> **EXERCISE BRIEF**: In the entries that follow, count each line containing "aktif" and state the total, nothing more.

> **EXCERPTED RECORDS**:

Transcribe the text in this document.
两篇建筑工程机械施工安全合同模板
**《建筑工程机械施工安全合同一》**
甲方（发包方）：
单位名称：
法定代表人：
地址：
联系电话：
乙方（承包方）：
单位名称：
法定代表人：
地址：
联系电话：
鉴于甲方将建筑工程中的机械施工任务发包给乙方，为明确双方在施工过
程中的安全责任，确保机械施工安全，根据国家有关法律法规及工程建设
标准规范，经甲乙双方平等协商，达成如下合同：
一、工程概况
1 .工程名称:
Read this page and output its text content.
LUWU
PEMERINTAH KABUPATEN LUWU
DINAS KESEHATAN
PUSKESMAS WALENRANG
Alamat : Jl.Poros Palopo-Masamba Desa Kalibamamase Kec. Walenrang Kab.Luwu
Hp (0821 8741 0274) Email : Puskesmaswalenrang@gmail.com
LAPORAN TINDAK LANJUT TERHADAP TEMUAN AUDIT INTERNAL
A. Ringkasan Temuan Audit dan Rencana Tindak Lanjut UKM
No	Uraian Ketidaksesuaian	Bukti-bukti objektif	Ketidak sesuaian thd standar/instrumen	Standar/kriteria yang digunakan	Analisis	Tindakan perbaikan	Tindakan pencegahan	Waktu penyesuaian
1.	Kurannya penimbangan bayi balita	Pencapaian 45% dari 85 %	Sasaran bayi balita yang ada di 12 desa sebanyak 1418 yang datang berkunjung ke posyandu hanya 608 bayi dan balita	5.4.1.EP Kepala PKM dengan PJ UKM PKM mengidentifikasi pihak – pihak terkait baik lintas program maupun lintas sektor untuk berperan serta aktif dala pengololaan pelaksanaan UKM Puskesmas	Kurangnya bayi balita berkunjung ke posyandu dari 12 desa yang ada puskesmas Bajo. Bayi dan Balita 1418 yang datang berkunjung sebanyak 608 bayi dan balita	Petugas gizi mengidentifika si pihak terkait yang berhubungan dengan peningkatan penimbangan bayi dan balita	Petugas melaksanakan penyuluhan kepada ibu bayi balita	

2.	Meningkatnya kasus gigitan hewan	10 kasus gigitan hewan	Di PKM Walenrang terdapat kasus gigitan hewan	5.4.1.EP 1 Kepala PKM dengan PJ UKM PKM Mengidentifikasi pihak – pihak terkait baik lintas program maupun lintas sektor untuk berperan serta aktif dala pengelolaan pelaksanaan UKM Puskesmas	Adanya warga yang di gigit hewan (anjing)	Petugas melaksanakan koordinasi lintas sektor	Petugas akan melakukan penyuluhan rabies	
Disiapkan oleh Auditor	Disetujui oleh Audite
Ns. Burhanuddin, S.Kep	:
==
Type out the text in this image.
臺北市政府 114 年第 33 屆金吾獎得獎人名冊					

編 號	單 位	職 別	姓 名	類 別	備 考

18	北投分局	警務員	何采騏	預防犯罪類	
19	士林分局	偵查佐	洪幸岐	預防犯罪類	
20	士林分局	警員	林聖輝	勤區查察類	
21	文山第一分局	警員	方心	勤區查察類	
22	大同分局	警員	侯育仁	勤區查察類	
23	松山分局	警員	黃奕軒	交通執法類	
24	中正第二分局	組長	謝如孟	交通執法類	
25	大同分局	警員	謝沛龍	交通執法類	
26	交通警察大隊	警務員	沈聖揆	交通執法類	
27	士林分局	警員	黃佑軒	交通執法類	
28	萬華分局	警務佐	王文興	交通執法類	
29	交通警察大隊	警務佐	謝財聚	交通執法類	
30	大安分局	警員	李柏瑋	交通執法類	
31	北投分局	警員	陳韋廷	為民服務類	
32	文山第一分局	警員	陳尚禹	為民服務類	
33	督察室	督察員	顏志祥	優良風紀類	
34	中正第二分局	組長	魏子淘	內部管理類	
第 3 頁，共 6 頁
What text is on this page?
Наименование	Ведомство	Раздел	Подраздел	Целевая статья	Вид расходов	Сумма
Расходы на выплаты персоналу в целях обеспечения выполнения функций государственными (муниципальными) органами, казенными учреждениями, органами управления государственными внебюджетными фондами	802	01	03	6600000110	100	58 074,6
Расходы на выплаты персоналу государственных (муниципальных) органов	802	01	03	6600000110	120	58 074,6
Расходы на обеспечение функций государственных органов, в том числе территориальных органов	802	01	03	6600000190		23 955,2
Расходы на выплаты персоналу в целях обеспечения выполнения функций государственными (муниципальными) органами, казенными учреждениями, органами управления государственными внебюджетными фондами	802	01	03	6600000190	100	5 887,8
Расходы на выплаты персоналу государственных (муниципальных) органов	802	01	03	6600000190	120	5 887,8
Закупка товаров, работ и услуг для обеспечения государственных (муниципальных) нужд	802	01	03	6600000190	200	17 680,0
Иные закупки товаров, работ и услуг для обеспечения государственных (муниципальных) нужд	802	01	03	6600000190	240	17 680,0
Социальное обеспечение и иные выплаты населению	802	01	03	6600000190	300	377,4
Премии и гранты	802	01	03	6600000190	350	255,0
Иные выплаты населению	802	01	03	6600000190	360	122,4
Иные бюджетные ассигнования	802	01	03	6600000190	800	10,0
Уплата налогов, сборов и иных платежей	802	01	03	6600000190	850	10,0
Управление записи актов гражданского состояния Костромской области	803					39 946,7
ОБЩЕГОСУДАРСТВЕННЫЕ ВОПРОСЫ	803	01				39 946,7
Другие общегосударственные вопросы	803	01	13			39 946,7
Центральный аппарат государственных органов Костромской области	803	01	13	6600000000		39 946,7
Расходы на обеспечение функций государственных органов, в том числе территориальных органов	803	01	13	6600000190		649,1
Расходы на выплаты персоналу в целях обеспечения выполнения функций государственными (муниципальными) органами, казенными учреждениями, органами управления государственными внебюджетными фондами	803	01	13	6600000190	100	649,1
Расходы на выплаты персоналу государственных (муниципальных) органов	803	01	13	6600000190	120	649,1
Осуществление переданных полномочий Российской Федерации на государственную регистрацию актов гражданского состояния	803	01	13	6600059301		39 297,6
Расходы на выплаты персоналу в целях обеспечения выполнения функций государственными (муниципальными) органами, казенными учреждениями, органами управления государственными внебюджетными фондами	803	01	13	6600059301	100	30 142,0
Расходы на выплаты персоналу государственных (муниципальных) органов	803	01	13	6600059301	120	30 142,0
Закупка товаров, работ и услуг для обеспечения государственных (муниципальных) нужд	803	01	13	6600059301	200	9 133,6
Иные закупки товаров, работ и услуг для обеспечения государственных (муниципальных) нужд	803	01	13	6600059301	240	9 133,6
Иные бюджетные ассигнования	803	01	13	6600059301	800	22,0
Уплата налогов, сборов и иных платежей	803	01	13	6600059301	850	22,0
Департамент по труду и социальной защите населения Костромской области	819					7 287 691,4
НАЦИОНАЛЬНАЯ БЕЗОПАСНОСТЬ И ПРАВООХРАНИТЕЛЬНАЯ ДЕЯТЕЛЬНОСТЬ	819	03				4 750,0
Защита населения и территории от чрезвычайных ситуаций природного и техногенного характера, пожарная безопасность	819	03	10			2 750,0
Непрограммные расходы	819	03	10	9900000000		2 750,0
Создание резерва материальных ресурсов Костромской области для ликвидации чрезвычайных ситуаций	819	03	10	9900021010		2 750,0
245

> **RESULT BELOW**: 2